» **Work instructions**: Could you transcribe the material below exactly, without leaving out a single line?

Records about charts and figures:

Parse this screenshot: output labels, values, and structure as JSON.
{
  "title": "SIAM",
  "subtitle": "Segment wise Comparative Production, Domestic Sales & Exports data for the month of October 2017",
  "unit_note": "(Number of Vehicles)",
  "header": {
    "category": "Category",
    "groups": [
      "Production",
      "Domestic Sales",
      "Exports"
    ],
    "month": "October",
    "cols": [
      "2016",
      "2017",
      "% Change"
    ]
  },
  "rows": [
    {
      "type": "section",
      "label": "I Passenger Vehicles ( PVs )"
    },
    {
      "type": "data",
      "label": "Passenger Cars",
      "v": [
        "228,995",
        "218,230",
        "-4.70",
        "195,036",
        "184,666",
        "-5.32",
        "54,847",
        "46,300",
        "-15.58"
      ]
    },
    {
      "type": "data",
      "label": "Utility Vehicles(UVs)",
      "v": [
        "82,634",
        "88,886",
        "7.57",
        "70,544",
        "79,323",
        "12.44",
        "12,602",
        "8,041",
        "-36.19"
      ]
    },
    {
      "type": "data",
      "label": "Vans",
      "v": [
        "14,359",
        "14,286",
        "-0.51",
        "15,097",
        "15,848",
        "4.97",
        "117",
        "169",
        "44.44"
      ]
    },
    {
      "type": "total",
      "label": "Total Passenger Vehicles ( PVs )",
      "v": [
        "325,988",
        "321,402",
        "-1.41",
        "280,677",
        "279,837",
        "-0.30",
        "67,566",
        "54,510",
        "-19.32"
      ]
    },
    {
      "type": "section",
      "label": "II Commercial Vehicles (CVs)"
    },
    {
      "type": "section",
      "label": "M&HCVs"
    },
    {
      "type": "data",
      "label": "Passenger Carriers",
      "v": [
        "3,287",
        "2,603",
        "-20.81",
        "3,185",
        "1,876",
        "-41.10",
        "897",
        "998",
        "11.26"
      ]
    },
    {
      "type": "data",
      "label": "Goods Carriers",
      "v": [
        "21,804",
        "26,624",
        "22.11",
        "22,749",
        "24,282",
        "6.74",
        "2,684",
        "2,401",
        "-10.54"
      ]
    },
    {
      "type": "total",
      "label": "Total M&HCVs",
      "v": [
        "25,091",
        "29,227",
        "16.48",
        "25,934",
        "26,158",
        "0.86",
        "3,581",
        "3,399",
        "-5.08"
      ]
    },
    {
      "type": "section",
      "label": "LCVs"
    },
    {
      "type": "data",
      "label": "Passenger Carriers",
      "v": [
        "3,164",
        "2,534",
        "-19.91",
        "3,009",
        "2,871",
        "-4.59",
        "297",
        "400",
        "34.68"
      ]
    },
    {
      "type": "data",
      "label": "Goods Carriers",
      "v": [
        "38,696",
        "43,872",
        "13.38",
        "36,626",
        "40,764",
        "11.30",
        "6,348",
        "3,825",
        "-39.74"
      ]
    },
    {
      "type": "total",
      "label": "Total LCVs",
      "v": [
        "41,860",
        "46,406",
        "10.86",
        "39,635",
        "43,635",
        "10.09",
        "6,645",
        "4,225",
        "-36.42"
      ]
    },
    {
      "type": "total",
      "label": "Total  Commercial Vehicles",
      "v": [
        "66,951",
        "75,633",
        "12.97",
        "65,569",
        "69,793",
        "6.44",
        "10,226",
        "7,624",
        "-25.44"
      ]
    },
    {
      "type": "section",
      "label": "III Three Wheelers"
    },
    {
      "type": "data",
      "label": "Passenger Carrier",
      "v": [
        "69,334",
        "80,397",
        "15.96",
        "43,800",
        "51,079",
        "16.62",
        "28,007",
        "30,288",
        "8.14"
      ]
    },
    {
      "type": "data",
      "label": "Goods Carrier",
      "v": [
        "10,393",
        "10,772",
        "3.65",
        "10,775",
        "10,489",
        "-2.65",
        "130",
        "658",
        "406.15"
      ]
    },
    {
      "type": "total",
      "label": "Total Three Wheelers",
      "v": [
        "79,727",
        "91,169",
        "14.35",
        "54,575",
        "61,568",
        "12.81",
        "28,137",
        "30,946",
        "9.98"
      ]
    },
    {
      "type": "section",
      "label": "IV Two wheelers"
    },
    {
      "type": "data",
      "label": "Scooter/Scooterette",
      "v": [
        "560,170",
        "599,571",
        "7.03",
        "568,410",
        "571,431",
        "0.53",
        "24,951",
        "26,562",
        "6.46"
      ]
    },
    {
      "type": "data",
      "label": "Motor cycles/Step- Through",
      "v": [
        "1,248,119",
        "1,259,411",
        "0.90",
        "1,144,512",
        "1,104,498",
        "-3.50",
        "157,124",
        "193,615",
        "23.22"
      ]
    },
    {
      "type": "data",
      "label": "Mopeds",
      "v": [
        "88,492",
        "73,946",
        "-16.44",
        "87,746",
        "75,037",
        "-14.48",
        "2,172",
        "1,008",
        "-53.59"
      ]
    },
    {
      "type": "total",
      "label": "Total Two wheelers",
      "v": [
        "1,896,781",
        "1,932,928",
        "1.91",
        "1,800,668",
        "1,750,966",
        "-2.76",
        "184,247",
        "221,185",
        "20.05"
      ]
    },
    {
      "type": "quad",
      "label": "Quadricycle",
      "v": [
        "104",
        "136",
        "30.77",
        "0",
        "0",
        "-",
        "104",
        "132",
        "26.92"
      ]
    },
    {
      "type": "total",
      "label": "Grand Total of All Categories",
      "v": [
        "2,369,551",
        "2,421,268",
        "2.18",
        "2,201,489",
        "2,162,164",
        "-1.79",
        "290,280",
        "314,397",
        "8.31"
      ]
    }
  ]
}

» **Solution to this task**:
Parse this screenshot: output labels, values, and structure as JSON.
{
  "title": "SIAM",
  "subtitle": "Segment wise Comparative Production, Domestic Sales & Exports data for the month of October 2017",
  "unit_note": "(Number of Vehicles)",
  "header": {
    "category": "Category",
    "groups": [
      "Production",
      "Domestic Sales",
      "Exports"
    ],
    "month": "October",
    "cols": [
      "2016",
      "2017",
      "% Change"
    ]
  },
  "rows": [
    {
      "type": "section",
      "label": "I Passenger Vehicles ( PVs )"
    },
    {
      "type": "data",
      "label": "Passenger Cars",
      "v": [
        "228,995",
        "218,230",
        "-4.70",
        "195,036",
        "184,666",
        "-5.32",
        "54,847",
        "46,300",
        "-15.58"
      ]
    },
    {
      "type": "data",
      "label": "Utility Vehicles(UVs)",
      "v": [
        "82,634",
        "88,886",
        "7.57",
        "70,544",
        "79,323",
        "12.44",
        "12,602",
        "8,041",
        "-36.19"
      ]
    },
    {
      "type": "data",
      "label": "Vans",
      "v": [
        "14,359",
        "14,286",
        "-0.51",
        "15,097",
        "15,848",
        "4.97",
        "117",
        "169",
        "44.44"
      ]
    },
    {
      "type": "total",
      "label": "Total Passenger Vehicles ( PVs )",
      "v": [
        "325,988",
        "321,402",
        "-1.41",
        "280,677",
        "279,837",
        "-0.30",
        "67,566",
        "54,510",
        "-19.32"
      ]
    },
    {
      "type": "section",
      "label": "II Commercial Vehicles (CVs)"
    },
    {
      "type": "section",
      "label": "M&HCVs"
    },
    {
      "type": "data",
      "label": "Passenger Carriers",
      "v": [
        "3,287",
        "2,603",
        "-20.81",
        "3,185",
        "1,876",
        "-41.10",
        "897",
        "998",
        "11.26"
      ]
    },
    {
      "type": "data",
      "label": "Goods Carriers",
      "v": [
        "21,804",
        "26,624",
        "22.11",
        "22,749",
        "24,282",
        "6.74",
        "2,684",
        "2,401",
        "-10.54"
      ]
    },
    {
      "type": "total",
      "label": "Total M&HCVs",
      "v": [
        "25,091",
        "29,227",
        "16.48",
        "25,934",
        "26,158",
        "0.86",
        "3,581",
        "3,399",
        "-5.08"
      ]
    },
    {
      "type": "section",
      "label": "LCVs"
    },
    {
      "type": "data",
      "label": "Passenger Carriers",
      "v": [
        "3,164",
        "2,534",
        "-19.91",
        "3,009",
        "2,871",
        "-4.59",
        "297",
        "400",
        "34.68"
      ]
    },
    {
      "type": "data",
      "label": "Goods Carriers",
      "v": [
        "38,696",
        "43,872",
        "13.38",
        "36,626",
        "40,764",
        "11.30",
        "6,348",
        "3,825",
        "-39.74"
      ]
    },
    {
      "type": "total",
      "label": "Total LCVs",
      "v": [
        "41,860",
        "46,406",
        "10.86",
        "39,635",
        "43,635",
        "10.09",
        "6,645",
        "4,225",
        "-36.42"
      ]
    },
    {
      "type": "total",
      "label": "Total  Commercial Vehicles",
      "v": [
        "66,951",
        "75,633",
        "12.97",
        "65,569",
        "69,793",
        "6.44",
        "10,226",
        "7,624",
        "-25.44"
      ]
    },
    {
      "type": "section",
      "label": "III Three Wheelers"
    },
    {
      "type": "data",
      "label": "Passenger Carrier",
      "v": [
        "69,334",
        "80,397",
        "15.96",
        "43,800",
        "51,079",
        "16.62",
        "28,007",
        "30,288",
        "8.14"
      ]
    },
    {
      "type": "data",
      "label": "Goods Carrier",
      "v": [
        "10,393",
        "10,772",
        "3.65",
        "10,775",
        "10,489",
        "-2.65",
        "130",
        "658",
        "406.15"
      ]
    },
    {
      "type": "total",
      "label": "Total Three Wheelers",
      "v": [
        "79,727",
        "91,169",
        "14.35",
        "54,575",
        "61,568",
        "12.81",
        "28,137",
        "30,946",
        "9.98"
      ]
    },
    {
      "type": "section",
      "label": "IV Two wheelers"
    },
    {
      "type": "data",
      "label": "Scooter/Scooterette",
      "v": [
        "560,170",
        "599,571",
        "7.03",
        "568,410",
        "571,431",
        "0.53",
        "24,951",
        "26,562",
        "6.46"
      ]
    },
    {
      "type": "data",
      "label": "Motor cycles/Step- Through",
      "v": [
        "1,248,119",
        "1,259,411",
        "0.90",
        "1,144,512",
        "1,104,498",
        "-3.50",
        "157,124",
        "193,615",
        "23.22"
      ]
    },
    {
      "type": "data",
      "label": "Mopeds",
      "v": [
        "88,492",
        "73,946",
        "-16.44",
        "87,746",
        "75,037",
        "-14.48",
        "2,172",
        "1,008",
        "-53.59"
      ]
    },
    {
      "type": "total",
      "label": "Total Two wheelers",
      "v": [
        "1,896,781",
        "1,932,928",
        "1.91",
        "1,800,668",
        "1,750,966",
        "-2.76",
        "184,247",
        "221,185",
        "20.05"
      ]
    },
    {
      "type": "quad",
      "label": "Quadricycle",
      "v": [
        "104",
        "136",
        "30.77",
        "0",
        "0",
        "-",
        "104",
        "132",
        "26.92"
      ]
    },
    {
      "type": "total",
      "label": "Grand Total of All Categories",
      "v": [
        "2,369,551",
        "2,421,268",
        "2.18",
        "2,201,489",
        "2,162,164",
        "-1.79",
        "290,280",
        "314,397",
        "8.31"
      ]
    }
  ]
}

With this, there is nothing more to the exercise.